DIRECTION:
Return the full material exactly.
* Start DATASET ROWS *
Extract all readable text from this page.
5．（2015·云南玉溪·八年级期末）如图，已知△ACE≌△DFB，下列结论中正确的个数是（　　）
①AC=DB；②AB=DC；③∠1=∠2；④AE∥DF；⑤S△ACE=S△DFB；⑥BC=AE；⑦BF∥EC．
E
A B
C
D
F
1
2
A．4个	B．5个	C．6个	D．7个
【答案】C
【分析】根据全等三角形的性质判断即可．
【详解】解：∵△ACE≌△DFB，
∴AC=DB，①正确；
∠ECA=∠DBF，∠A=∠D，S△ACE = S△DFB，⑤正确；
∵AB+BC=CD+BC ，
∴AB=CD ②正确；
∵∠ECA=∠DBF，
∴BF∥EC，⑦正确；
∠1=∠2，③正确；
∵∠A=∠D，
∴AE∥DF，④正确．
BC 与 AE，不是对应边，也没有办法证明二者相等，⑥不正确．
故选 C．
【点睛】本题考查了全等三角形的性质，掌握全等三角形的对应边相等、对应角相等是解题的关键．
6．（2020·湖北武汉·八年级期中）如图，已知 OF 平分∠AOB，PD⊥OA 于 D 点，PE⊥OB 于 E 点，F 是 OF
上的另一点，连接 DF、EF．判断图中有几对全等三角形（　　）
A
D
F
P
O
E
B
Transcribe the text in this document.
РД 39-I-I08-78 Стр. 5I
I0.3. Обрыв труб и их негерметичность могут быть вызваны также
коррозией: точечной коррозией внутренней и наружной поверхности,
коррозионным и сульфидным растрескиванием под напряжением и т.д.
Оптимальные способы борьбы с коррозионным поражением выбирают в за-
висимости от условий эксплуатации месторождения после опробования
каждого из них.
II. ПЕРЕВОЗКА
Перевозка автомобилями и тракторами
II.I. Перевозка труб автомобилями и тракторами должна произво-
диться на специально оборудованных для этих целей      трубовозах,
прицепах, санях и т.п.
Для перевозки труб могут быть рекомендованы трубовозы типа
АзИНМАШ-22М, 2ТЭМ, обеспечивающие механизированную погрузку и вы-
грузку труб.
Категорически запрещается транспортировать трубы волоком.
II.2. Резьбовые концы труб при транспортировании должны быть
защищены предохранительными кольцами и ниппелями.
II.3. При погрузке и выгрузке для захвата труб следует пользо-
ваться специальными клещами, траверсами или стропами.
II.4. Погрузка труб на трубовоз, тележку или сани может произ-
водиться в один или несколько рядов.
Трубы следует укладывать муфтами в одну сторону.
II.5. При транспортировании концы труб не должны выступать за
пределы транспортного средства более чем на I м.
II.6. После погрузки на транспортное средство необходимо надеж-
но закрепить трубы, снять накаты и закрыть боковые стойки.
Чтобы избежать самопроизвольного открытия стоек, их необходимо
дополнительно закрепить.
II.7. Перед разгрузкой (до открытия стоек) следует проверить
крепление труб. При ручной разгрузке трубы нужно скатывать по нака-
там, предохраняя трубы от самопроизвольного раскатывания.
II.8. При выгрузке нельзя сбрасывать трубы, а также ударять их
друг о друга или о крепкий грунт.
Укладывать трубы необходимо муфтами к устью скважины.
* End DATASET ROWS *
WRITTEN SOLUTION:
Extract all readable text from this page.
5．（2015·云南玉溪·八年级期末）如图，已知△ACE≌△DFB，下列结论中正确的个数是（　　）
①AC=DB；②AB=DC；③∠1=∠2；④AE∥DF；⑤S△ACE=S△DFB；⑥BC=AE；⑦BF∥EC．
E
A B
C
D
F
1
2
A．4个	B．5个	C．6个	D．7个
【答案】C
【分析】根据全等三角形的性质判断即可．
【详解】解：∵△ACE≌△DFB，
∴AC=DB，①正确；
∠ECA=∠DBF，∠A=∠D，S△ACE = S△DFB，⑤正确；
∵AB+BC=CD+BC ，
∴AB=CD ②正确；
∵∠ECA=∠DBF，
∴BF∥EC，⑦正确；
∠1=∠2，③正确；
∵∠A=∠D，
∴AE∥DF，④正确．
BC 与 AE，不是对应边，也没有办法证明二者相等，⑥不正确．
故选 C．
【点睛】本题考查了全等三角形的性质，掌握全等三角形的对应边相等、对应角相等是解题的关键．
6．（2020·湖北武汉·八年级期中）如图，已知 OF 平分∠AOB，PD⊥OA 于 D 点，PE⊥OB 于 E 点，F 是 OF
上的另一点，连接 DF、EF．判断图中有几对全等三角形（　　）
A
D
F
P
O
E
B
Transcribe the text in this document.
РД 39-I-I08-78 Стр. 5I
I0.3. Обрыв труб и их негерметичность могут быть вызваны также
коррозией: точечной коррозией внутренней и наружной поверхности,
коррозионным и сульфидным растрескиванием под напряжением и т.д.
Оптимальные способы борьбы с коррозионным поражением выбирают в за-
висимости от условий эксплуатации месторождения после опробования
каждого из них.
II. ПЕРЕВОЗКА
Перевозка автомобилями и тракторами
II.I. Перевозка труб автомобилями и тракторами должна произво-
диться на специально оборудованных для этих целей      трубовозах,
прицепах, санях и т.п.
Для перевозки труб могут быть рекомендованы трубовозы типа
АзИНМАШ-22М, 2ТЭМ, обеспечивающие механизированную погрузку и вы-
грузку труб.
Категорически запрещается транспортировать трубы волоком.
II.2. Резьбовые концы труб при транспортировании должны быть
защищены предохранительными кольцами и ниппелями.
II.3. При погрузке и выгрузке для захвата труб следует пользо-
ваться специальными клещами, траверсами или стропами.
II.4. Погрузка труб на трубовоз, тележку или сани может произ-
водиться в один или несколько рядов.
Трубы следует укладывать муфтами в одну сторону.
II.5. При транспортировании концы труб не должны выступать за
пределы транспортного средства более чем на I м.
II.6. После погрузки на транспортное средство необходимо надеж-
но закрепить трубы, снять накаты и закрыть боковые стойки.
Чтобы избежать самопроизвольного открытия стоек, их необходимо
дополнительно закрепить.
II.7. Перед разгрузкой (до открытия стоек) следует проверить
крепление труб. При ручной разгрузке трубы нужно скатывать по нака-
там, предохраняя трубы от самопроизвольного раскатывания.
II.8. При выгрузке нельзя сбрасывать трубы, а также ударять их
друг о друга или о крепкий грунт.
Укладывать трубы необходимо муфтами к устью скважины.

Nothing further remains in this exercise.